GOAL:
Identify the lines that include the word "admin", then copy all of them.

INPUT FOR THIS TASK:
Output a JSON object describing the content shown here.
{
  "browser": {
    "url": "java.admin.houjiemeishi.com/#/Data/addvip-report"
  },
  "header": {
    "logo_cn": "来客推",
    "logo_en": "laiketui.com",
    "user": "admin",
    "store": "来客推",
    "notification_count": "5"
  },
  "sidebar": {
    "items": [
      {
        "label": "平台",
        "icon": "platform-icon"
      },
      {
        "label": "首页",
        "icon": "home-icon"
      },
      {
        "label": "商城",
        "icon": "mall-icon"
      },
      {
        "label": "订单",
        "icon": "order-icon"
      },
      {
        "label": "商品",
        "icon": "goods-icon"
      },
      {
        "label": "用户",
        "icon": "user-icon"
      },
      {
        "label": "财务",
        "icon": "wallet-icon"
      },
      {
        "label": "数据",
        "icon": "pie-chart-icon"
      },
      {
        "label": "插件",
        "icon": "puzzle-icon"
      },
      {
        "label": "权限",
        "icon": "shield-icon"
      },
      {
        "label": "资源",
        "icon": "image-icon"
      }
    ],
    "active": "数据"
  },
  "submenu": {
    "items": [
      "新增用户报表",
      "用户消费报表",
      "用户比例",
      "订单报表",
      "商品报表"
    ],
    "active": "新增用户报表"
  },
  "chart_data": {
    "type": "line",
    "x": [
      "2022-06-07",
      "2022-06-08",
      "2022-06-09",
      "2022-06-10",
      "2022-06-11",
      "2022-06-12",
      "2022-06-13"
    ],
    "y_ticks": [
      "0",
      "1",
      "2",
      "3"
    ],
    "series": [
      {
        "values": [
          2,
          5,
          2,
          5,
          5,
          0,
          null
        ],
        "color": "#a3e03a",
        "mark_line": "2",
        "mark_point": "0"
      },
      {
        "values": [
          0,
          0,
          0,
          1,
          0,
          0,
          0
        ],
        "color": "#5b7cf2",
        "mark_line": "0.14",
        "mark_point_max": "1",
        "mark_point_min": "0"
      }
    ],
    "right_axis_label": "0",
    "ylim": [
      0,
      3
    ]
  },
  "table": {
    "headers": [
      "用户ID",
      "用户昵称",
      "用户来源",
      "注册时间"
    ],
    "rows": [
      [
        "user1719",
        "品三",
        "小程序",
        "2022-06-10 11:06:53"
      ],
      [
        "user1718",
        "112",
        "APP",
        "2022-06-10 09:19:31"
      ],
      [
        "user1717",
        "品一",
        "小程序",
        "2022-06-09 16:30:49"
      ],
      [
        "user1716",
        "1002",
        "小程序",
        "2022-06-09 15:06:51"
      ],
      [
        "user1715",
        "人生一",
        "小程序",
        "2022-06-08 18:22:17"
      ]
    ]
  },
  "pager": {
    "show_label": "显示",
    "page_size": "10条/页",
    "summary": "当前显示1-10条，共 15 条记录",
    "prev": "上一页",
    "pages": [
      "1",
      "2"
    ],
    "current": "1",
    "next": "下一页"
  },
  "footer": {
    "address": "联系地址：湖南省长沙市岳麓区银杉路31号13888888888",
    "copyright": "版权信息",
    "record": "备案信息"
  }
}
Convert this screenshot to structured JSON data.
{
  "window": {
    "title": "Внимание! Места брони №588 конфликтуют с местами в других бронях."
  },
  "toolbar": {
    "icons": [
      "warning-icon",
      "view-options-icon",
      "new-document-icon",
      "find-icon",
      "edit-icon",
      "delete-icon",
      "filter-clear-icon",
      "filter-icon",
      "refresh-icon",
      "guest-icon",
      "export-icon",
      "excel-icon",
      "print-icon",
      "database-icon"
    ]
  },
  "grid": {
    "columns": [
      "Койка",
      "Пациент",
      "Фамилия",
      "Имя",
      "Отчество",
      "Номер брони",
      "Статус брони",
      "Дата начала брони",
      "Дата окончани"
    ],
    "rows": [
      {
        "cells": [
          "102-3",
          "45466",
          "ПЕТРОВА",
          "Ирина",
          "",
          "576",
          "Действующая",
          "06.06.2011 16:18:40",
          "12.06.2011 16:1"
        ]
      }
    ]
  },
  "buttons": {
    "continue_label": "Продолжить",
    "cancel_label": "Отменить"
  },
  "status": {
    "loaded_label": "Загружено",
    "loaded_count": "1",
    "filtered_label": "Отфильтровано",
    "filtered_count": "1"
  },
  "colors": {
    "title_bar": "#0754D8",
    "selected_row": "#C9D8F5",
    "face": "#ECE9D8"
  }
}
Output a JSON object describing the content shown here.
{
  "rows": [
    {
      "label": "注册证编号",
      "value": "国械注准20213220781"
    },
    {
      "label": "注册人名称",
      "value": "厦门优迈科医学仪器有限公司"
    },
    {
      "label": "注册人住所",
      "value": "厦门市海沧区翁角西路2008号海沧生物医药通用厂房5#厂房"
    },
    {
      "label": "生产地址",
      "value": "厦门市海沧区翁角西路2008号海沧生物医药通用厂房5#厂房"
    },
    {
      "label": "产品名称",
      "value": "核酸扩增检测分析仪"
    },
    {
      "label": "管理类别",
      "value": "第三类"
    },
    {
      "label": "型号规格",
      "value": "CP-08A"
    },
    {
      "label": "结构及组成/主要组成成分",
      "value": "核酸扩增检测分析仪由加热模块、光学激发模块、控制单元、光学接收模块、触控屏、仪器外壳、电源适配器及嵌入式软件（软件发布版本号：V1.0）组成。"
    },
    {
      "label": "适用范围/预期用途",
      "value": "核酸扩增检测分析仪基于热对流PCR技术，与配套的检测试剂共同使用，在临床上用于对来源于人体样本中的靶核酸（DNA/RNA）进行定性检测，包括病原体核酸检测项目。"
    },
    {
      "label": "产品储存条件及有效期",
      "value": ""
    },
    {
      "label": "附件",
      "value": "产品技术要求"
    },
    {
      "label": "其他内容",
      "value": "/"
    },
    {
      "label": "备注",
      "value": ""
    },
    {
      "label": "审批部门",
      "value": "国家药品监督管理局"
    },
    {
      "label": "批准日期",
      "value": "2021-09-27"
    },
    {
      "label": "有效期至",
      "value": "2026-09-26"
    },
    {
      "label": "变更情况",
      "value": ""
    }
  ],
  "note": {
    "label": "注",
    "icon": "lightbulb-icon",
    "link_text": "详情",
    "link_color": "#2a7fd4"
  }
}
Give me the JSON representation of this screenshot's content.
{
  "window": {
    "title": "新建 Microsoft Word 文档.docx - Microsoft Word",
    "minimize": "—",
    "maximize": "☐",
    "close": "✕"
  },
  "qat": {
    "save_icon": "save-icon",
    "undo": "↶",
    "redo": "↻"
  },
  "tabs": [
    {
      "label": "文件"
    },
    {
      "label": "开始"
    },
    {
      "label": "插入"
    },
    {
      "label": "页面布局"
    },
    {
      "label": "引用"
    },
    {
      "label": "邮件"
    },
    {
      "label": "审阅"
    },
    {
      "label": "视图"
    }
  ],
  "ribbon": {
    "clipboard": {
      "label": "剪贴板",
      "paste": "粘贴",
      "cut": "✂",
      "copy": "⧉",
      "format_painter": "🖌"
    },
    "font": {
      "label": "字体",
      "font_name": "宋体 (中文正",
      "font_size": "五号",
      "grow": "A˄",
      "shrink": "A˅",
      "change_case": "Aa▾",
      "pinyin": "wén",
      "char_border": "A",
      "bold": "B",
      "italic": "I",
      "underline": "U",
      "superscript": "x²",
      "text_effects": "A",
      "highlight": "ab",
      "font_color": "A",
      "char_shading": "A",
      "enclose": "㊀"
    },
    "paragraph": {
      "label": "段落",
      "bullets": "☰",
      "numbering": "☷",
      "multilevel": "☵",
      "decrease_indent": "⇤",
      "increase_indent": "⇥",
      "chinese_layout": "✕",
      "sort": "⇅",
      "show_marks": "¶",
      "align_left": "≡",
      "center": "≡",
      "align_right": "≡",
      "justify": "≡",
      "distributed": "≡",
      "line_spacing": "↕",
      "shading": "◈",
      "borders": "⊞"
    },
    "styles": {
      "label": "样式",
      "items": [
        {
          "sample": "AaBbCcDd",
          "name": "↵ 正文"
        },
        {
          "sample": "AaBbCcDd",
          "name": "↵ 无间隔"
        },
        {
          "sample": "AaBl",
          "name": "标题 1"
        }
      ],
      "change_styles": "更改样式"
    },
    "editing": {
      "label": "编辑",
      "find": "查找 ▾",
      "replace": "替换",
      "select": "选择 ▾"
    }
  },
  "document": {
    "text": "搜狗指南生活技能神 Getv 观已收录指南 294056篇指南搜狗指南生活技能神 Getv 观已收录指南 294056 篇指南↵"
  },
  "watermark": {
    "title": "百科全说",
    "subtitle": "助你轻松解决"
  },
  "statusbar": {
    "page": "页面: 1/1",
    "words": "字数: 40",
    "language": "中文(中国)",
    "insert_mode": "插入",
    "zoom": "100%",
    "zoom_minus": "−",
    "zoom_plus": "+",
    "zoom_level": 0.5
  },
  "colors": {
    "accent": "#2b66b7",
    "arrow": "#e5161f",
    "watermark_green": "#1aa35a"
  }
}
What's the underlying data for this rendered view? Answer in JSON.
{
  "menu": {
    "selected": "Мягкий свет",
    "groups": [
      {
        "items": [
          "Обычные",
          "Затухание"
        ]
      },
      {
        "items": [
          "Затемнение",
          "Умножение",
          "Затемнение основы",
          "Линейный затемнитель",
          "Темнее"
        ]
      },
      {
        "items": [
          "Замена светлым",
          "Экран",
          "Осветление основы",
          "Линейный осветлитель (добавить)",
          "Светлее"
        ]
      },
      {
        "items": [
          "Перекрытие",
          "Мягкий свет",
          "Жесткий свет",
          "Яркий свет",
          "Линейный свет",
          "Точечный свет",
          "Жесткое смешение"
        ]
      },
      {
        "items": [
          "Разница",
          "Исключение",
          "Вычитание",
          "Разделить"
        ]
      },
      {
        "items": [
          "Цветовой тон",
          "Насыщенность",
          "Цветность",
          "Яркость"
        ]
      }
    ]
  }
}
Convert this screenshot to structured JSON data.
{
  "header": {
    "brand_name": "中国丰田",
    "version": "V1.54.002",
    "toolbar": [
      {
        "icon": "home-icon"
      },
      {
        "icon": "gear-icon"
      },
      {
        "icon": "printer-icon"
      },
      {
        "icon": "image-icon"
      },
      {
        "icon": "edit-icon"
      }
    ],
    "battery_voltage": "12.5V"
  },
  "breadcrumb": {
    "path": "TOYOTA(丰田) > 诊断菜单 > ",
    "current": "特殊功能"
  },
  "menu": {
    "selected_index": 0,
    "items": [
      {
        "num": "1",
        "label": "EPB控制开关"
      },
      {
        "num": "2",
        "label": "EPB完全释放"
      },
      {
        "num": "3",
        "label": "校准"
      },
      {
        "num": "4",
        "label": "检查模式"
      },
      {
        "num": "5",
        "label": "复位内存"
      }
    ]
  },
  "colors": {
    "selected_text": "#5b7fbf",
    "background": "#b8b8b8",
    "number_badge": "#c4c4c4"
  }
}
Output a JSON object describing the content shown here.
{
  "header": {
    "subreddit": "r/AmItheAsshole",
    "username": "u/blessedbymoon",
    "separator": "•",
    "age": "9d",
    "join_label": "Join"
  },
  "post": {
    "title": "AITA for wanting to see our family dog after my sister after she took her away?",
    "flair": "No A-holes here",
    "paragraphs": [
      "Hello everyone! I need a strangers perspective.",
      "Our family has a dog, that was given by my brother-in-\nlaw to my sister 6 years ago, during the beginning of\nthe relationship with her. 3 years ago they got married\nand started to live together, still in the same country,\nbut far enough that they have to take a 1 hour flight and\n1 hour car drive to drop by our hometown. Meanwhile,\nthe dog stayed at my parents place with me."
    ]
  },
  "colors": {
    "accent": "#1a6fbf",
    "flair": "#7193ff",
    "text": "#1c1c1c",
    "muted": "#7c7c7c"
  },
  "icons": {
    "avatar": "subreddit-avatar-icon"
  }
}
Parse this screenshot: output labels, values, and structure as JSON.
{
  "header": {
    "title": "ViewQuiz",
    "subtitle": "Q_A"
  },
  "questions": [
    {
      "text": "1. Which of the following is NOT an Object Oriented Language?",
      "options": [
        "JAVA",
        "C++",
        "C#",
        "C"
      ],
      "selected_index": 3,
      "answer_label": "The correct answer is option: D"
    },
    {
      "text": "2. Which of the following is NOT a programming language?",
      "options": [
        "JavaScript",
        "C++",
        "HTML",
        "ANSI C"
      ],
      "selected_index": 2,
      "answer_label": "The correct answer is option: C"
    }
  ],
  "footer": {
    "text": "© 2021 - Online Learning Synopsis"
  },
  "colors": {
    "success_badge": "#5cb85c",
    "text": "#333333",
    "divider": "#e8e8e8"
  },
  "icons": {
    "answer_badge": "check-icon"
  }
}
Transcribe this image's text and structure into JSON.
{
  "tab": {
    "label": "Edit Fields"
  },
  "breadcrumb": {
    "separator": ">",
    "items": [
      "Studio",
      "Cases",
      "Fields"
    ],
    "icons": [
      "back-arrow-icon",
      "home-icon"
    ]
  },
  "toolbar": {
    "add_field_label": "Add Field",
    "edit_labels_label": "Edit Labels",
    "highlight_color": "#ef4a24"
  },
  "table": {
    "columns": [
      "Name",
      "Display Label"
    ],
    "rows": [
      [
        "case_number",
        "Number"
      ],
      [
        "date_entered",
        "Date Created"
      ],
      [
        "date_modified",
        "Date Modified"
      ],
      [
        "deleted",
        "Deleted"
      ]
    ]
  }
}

RESULT BELOW:
    "url": "java.admin.houjiemeishi.com/#/Data/addvip-report"
    "user": "admin",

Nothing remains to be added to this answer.